TASK PROMPT. Copy out the data exactly, leaving the pictures behind.

LISTED ENTRIES.
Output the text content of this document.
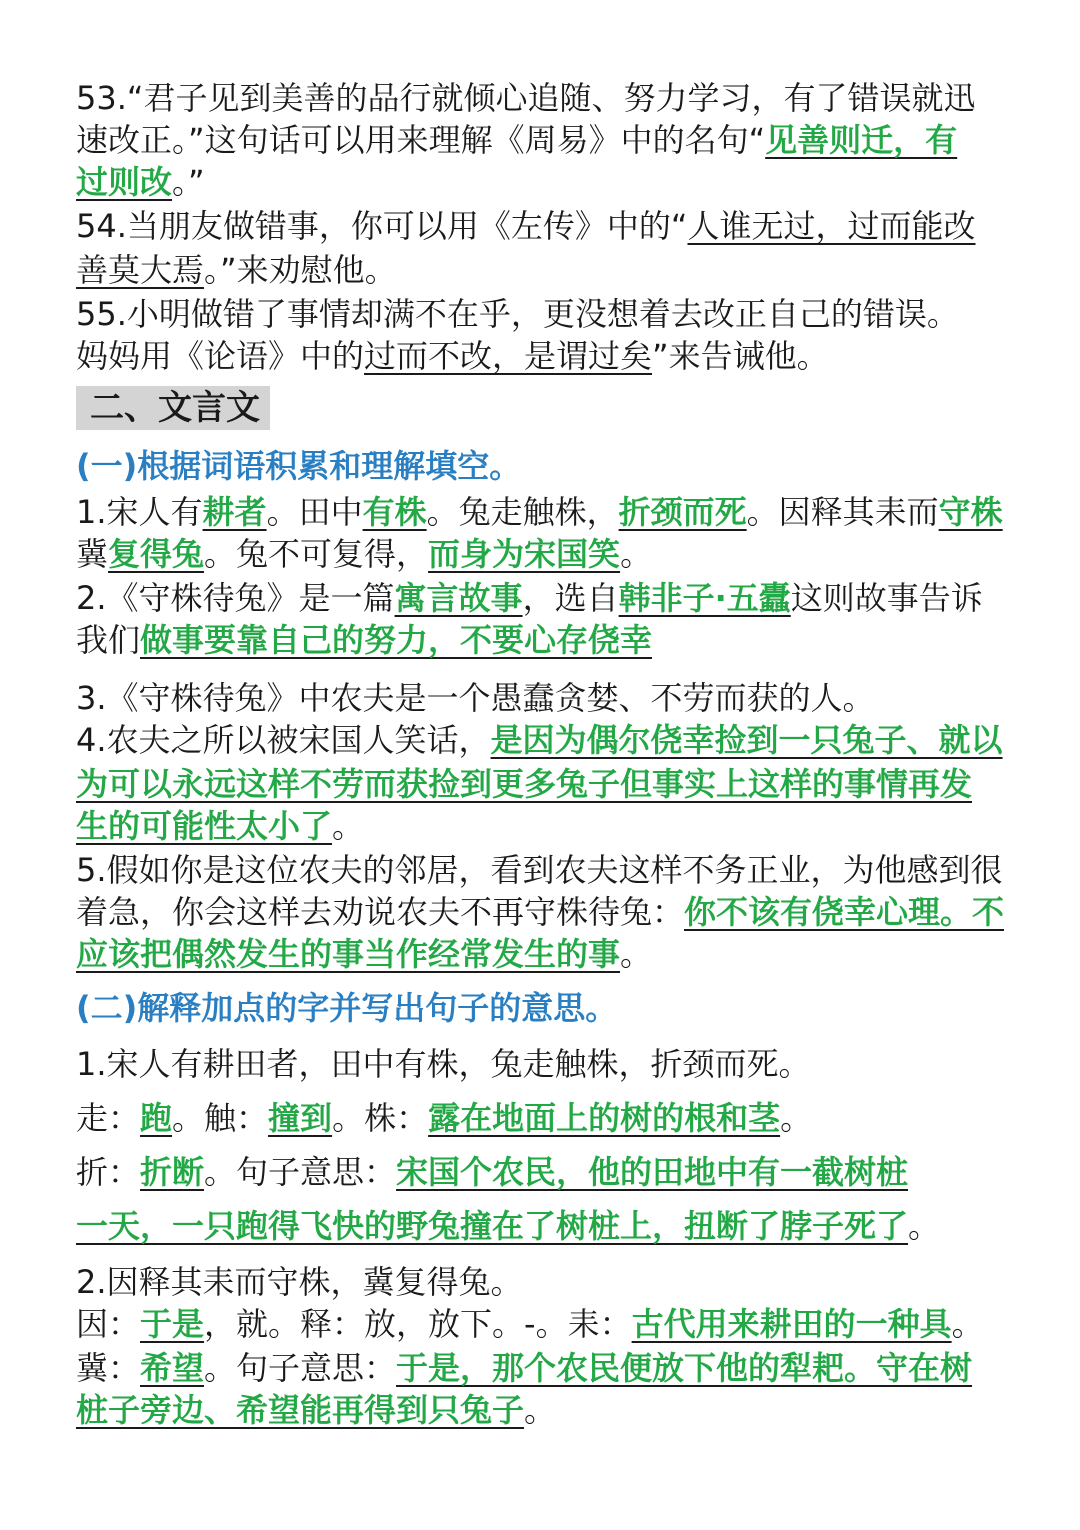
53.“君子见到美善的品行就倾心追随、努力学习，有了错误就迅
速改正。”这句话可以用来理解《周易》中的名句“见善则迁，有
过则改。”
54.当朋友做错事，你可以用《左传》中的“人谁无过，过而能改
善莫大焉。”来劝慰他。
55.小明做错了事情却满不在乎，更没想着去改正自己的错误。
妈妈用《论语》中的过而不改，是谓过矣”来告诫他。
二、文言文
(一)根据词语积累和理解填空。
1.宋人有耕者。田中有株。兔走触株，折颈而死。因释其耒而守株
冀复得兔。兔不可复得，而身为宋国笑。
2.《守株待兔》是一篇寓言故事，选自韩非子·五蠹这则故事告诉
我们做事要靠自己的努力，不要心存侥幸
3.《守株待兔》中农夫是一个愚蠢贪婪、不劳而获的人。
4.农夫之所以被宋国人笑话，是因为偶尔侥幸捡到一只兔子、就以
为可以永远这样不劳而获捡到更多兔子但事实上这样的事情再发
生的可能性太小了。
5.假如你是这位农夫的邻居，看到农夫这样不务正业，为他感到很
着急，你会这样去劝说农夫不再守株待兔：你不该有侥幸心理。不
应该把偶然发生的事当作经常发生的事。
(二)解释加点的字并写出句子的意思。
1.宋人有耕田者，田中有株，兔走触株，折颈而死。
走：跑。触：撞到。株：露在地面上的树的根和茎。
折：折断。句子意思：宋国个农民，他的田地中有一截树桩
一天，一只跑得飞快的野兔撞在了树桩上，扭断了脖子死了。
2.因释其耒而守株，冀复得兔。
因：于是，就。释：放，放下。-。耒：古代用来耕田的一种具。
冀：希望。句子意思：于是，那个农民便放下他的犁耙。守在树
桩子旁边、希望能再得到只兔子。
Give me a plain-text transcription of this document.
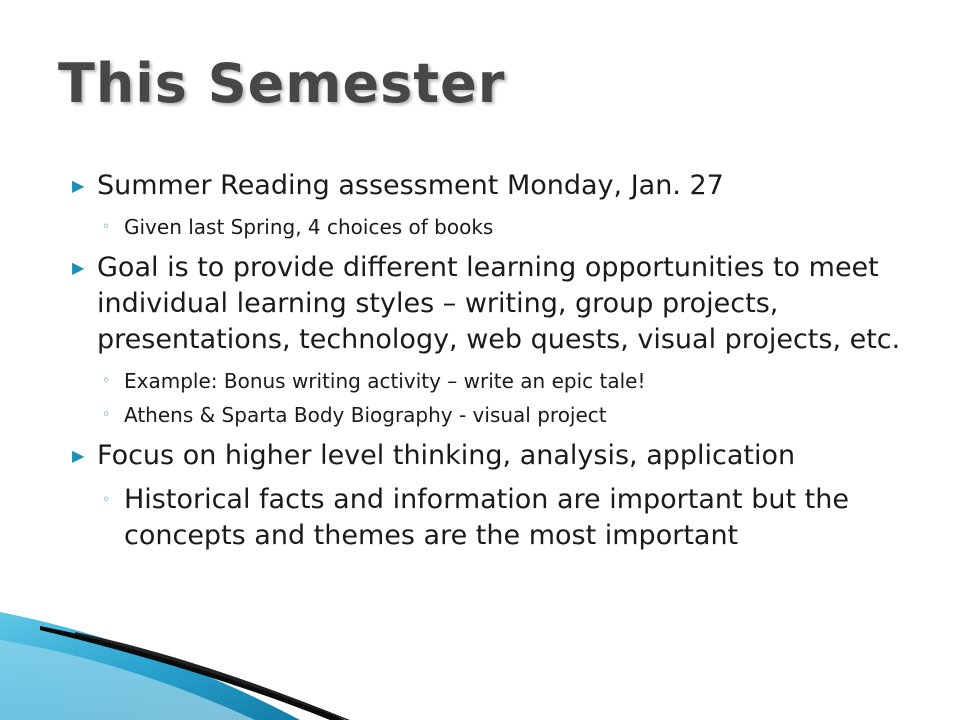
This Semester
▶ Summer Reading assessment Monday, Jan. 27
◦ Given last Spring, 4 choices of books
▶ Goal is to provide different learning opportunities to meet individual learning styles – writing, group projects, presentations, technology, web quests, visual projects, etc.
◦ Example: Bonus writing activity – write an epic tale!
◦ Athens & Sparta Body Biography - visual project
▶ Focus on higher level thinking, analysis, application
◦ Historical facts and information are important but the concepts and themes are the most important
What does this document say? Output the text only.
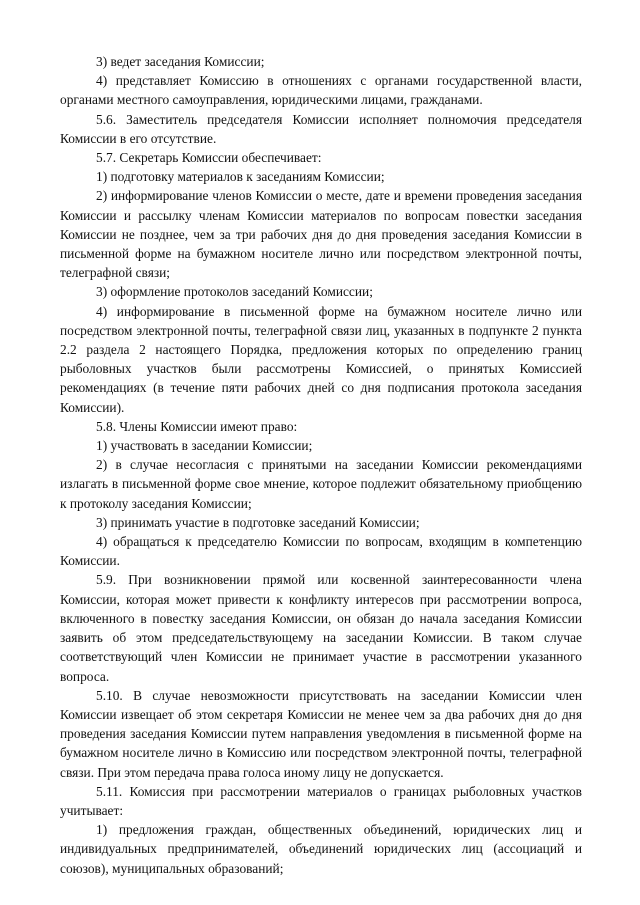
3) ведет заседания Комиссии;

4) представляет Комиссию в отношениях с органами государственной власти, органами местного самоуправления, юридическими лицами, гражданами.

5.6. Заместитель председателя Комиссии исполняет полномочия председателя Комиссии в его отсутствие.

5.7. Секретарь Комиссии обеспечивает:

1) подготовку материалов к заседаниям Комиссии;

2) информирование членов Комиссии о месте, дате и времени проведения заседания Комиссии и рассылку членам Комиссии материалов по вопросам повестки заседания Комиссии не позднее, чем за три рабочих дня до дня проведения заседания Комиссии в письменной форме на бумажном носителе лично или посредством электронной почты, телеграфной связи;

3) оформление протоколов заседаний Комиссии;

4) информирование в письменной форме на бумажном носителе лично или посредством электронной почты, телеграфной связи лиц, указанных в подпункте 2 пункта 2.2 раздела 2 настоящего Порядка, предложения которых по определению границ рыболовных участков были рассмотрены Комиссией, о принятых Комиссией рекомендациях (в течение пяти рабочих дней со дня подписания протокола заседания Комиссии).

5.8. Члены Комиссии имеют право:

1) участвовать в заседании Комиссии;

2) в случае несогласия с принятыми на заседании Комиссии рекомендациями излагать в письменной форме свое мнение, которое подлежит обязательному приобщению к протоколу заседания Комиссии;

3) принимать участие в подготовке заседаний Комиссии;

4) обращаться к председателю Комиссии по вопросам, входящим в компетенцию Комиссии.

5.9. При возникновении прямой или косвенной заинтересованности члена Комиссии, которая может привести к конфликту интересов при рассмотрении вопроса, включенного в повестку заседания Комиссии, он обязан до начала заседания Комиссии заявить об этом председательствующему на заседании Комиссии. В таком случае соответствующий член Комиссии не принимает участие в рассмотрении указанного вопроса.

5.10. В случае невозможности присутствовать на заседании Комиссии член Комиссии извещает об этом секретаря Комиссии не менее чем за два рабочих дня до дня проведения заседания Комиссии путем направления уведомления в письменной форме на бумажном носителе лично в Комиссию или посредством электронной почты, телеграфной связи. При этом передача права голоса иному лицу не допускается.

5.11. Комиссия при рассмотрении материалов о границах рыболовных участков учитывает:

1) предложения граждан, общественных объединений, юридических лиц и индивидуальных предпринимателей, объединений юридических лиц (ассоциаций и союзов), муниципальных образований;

EXERCISE SOLUTION.
Output the text content of this document.
53.“君子见到美善的品行就倾心追随、努力学习，有了错误就迅
速改正。”这句话可以用来理解《周易》中的名句“见善则迁，有
过则改。”
54.当朋友做错事，你可以用《左传》中的“人谁无过，过而能改
善莫大焉。”来劝慰他。
55.小明做错了事情却满不在乎，更没想着去改正自己的错误。
妈妈用《论语》中的过而不改，是谓过矣”来告诫他。
二、文言文
(一)根据词语积累和理解填空。
1.宋人有耕者。田中有株。兔走触株，折颈而死。因释其耒而守株
冀复得兔。兔不可复得，而身为宋国笑。
2.《守株待兔》是一篇寓言故事，选自韩非子·五蠹这则故事告诉
我们做事要靠自己的努力，不要心存侥幸
3.《守株待兔》中农夫是一个愚蠢贪婪、不劳而获的人。
4.农夫之所以被宋国人笑话，是因为偶尔侥幸捡到一只兔子、就以
为可以永远这样不劳而获捡到更多兔子但事实上这样的事情再发
生的可能性太小了。
5.假如你是这位农夫的邻居，看到农夫这样不务正业，为他感到很
着急，你会这样去劝说农夫不再守株待兔：你不该有侥幸心理。不
应该把偶然发生的事当作经常发生的事。
(二)解释加点的字并写出句子的意思。
1.宋人有耕田者，田中有株，兔走触株，折颈而死。
走：跑。触：撞到。株：露在地面上的树的根和茎。
折：折断。句子意思：宋国个农民，他的田地中有一截树桩
一天，一只跑得飞快的野兔撞在了树桩上，扭断了脖子死了。
2.因释其耒而守株，冀复得兔。
因：于是，就。释：放，放下。-。耒：古代用来耕田的一种具。
冀：希望。句子意思：于是，那个农民便放下他的犁耙。守在树
桩子旁边、希望能再得到只兔子。
Give me a plain-text transcription of this document.
This Semester
▶ Summer Reading assessment Monday, Jan. 27
◦ Given last Spring, 4 choices of books
▶ Goal is to provide different learning opportunities to meet individual learning styles – writing, group projects, presentations, technology, web quests, visual projects, etc.
◦ Example: Bonus writing activity – write an epic tale!
◦ Athens & Sparta Body Biography - visual project
▶ Focus on higher level thinking, analysis, application
◦ Historical facts and information are important but the concepts and themes are the most important
What does this document say? Output the text only.
3) ведет заседания Комиссии;

4) представляет Комиссию в отношениях с органами государственной власти, органами местного самоуправления, юридическими лицами, гражданами.

5.6. Заместитель председателя Комиссии исполняет полномочия председателя Комиссии в его отсутствие.

5.7. Секретарь Комиссии обеспечивает:

1) подготовку материалов к заседаниям Комиссии;

2) информирование членов Комиссии о месте, дате и времени проведения заседания Комиссии и рассылку членам Комиссии материалов по вопросам повестки заседания Комиссии не позднее, чем за три рабочих дня до дня проведения заседания Комиссии в письменной форме на бумажном носителе лично или посредством электронной почты, телеграфной связи;

3) оформление протоколов заседаний Комиссии;

4) информирование в письменной форме на бумажном носителе лично или посредством электронной почты, телеграфной связи лиц, указанных в подпункте 2 пункта 2.2 раздела 2 настоящего Порядка, предложения которых по определению границ рыболовных участков были рассмотрены Комиссией, о принятых Комиссией рекомендациях (в течение пяти рабочих дней со дня подписания протокола заседания Комиссии).

5.8. Члены Комиссии имеют право:

1) участвовать в заседании Комиссии;

2) в случае несогласия с принятыми на заседании Комиссии рекомендациями излагать в письменной форме свое мнение, которое подлежит обязательному приобщению к протоколу заседания Комиссии;

3) принимать участие в подготовке заседаний Комиссии;

4) обращаться к председателю Комиссии по вопросам, входящим в компетенцию Комиссии.

5.9. При возникновении прямой или косвенной заинтересованности члена Комиссии, которая может привести к конфликту интересов при рассмотрении вопроса, включенного в повестку заседания Комиссии, он обязан до начала заседания Комиссии заявить об этом председательствующему на заседании Комиссии. В таком случае соответствующий член Комиссии не принимает участие в рассмотрении указанного вопроса.

5.10. В случае невозможности присутствовать на заседании Комиссии член Комиссии извещает об этом секретаря Комиссии не менее чем за два рабочих дня до дня проведения заседания Комиссии путем направления уведомления в письменной форме на бумажном носителе лично в Комиссию или посредством электронной почты, телеграфной связи. При этом передача права голоса иному лицу не допускается.

5.11. Комиссия при рассмотрении материалов о границах рыболовных участков учитывает:

1) предложения граждан, общественных объединений, юридических лиц и индивидуальных предпринимателей, объединений юридических лиц (ассоциаций и союзов), муниципальных образований;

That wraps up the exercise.